Task - Answer with one number: the count of lines in this material that hold the word "Lender".

Dataset rows -
#####

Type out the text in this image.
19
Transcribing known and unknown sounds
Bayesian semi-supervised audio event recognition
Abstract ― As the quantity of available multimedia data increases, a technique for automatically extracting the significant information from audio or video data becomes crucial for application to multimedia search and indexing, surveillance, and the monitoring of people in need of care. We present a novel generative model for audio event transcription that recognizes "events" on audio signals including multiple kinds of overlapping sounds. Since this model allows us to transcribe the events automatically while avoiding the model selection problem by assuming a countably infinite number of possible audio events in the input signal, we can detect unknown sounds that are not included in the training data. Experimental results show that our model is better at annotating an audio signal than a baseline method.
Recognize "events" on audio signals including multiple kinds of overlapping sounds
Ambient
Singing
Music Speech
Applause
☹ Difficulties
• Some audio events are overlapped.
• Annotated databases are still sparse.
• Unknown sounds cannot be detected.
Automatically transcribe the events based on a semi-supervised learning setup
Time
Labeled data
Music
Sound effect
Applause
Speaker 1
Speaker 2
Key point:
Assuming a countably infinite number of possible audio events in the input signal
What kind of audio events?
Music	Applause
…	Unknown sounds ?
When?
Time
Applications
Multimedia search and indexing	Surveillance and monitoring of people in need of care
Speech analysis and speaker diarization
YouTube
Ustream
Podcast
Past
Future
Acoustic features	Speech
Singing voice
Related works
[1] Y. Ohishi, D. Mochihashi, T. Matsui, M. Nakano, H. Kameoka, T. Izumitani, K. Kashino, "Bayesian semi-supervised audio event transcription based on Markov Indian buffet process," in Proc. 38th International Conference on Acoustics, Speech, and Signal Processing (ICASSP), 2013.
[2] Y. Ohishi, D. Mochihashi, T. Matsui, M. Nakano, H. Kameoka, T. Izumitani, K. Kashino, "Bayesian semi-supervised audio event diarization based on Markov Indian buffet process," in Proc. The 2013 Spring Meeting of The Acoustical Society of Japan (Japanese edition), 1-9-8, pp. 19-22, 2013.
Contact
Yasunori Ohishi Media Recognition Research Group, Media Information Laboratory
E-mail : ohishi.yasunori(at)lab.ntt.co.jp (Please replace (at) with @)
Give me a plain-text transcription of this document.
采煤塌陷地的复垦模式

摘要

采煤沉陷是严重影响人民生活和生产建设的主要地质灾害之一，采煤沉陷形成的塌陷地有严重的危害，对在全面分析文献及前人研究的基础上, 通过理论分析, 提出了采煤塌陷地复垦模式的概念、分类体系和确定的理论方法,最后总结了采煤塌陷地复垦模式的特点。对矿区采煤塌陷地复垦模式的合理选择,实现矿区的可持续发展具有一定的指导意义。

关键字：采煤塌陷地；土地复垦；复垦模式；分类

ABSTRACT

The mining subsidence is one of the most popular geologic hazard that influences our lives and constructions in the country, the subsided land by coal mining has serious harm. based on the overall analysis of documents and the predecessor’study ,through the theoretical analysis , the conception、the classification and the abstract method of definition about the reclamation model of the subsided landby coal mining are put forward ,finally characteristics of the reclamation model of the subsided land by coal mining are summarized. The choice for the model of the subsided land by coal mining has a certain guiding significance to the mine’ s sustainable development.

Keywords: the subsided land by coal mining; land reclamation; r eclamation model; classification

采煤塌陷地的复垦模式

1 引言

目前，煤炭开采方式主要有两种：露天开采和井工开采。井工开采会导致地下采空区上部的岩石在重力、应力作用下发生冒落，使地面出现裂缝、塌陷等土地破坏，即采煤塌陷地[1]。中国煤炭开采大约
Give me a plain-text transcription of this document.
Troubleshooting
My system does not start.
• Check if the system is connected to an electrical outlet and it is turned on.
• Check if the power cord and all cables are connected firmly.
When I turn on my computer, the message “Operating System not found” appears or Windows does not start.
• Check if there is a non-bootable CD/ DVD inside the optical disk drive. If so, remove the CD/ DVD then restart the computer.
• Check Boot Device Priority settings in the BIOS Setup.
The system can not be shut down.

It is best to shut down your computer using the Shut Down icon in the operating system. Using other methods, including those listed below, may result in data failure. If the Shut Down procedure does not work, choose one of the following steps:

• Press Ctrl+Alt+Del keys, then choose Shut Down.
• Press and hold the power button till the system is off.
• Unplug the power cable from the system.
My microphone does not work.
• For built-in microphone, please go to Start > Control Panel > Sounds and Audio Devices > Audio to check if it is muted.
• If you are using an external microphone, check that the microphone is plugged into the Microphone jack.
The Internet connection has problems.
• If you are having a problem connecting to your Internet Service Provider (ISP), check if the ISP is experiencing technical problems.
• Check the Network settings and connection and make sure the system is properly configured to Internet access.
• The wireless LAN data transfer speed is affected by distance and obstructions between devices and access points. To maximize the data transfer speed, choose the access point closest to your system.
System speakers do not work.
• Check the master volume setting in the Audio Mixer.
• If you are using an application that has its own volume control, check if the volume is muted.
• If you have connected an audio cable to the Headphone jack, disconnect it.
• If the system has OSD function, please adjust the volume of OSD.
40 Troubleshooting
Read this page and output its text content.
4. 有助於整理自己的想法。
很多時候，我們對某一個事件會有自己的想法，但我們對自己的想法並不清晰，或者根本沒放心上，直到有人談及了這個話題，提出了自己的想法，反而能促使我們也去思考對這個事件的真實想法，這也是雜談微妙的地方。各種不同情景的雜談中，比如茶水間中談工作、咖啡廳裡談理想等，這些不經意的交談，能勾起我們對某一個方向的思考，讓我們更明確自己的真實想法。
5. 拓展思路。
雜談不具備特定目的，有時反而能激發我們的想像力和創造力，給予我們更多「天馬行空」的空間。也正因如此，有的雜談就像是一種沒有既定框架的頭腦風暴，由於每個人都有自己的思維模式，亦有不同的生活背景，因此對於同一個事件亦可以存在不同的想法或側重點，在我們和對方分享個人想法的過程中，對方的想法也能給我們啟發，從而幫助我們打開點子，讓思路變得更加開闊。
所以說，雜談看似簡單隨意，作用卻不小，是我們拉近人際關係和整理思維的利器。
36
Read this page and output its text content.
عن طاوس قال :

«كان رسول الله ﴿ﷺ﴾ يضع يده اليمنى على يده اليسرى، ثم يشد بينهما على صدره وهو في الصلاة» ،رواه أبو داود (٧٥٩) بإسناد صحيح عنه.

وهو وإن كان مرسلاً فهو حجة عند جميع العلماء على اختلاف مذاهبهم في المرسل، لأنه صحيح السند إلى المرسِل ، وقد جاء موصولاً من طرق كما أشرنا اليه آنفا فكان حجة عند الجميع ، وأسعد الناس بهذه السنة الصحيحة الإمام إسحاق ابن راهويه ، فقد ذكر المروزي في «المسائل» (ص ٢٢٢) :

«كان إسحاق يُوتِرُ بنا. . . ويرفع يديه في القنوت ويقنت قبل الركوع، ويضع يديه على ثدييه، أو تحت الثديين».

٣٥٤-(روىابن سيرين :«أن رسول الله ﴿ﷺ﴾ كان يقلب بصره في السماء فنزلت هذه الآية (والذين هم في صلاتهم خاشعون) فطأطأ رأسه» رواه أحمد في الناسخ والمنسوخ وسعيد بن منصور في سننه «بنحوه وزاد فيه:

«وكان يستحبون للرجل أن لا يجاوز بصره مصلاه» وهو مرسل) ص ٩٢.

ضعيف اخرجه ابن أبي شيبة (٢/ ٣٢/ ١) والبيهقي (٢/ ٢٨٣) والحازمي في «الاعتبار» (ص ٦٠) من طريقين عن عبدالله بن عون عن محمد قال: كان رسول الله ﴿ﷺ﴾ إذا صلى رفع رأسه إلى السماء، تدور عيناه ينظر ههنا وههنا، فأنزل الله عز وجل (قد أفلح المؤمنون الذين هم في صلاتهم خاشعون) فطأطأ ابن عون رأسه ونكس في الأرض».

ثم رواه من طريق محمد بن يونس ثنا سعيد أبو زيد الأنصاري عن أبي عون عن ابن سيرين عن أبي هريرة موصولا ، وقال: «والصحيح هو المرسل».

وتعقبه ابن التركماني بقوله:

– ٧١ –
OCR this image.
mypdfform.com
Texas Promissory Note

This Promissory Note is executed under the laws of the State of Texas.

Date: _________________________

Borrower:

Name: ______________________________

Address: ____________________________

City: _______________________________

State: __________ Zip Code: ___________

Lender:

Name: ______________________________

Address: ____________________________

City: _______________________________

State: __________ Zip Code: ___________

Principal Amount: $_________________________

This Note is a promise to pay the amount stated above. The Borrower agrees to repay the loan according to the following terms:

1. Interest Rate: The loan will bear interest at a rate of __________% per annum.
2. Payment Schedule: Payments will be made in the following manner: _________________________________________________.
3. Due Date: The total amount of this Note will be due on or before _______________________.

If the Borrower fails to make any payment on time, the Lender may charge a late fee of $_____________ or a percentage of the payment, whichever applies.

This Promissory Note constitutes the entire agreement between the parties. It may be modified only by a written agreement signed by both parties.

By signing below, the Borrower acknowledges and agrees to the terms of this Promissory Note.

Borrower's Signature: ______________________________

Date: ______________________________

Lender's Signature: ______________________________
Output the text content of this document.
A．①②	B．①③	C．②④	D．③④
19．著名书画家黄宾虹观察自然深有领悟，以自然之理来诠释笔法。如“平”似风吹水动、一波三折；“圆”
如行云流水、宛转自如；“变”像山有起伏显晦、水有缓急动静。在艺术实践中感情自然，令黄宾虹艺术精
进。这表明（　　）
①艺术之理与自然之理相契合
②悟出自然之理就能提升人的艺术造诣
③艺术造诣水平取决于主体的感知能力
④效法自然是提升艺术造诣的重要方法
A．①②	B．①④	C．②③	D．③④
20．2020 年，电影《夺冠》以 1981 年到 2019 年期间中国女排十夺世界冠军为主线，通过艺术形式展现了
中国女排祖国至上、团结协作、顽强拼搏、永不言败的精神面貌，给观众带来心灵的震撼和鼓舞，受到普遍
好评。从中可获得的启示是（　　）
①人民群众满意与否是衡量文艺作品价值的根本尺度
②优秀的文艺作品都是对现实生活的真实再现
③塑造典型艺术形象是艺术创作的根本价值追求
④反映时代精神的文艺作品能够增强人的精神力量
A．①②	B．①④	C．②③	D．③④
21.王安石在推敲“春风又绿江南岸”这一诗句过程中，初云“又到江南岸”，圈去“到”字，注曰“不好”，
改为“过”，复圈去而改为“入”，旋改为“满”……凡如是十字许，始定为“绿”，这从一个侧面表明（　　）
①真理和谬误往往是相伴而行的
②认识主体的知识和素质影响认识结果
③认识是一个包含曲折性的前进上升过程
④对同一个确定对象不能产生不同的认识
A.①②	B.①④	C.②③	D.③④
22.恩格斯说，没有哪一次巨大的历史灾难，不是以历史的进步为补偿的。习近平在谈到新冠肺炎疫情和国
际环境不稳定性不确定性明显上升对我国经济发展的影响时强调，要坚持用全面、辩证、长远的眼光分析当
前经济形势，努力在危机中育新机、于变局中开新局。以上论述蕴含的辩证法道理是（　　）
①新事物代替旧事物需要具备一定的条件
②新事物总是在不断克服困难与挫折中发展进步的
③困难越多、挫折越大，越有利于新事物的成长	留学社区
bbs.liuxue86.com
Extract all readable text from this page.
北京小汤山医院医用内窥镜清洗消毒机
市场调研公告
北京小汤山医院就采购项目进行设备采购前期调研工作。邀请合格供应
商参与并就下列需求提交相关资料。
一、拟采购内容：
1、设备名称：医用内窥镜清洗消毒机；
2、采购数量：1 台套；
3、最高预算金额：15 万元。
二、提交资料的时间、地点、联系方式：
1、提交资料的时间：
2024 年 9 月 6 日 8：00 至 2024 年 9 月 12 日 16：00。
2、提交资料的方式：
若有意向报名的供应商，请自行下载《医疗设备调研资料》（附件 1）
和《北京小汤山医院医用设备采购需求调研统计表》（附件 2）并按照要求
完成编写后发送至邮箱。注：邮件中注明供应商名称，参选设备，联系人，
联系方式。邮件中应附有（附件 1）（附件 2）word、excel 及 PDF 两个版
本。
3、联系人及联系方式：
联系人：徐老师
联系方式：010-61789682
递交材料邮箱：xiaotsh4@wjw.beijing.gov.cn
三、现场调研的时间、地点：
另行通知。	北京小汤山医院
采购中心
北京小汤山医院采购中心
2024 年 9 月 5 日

#####

Written answer - 3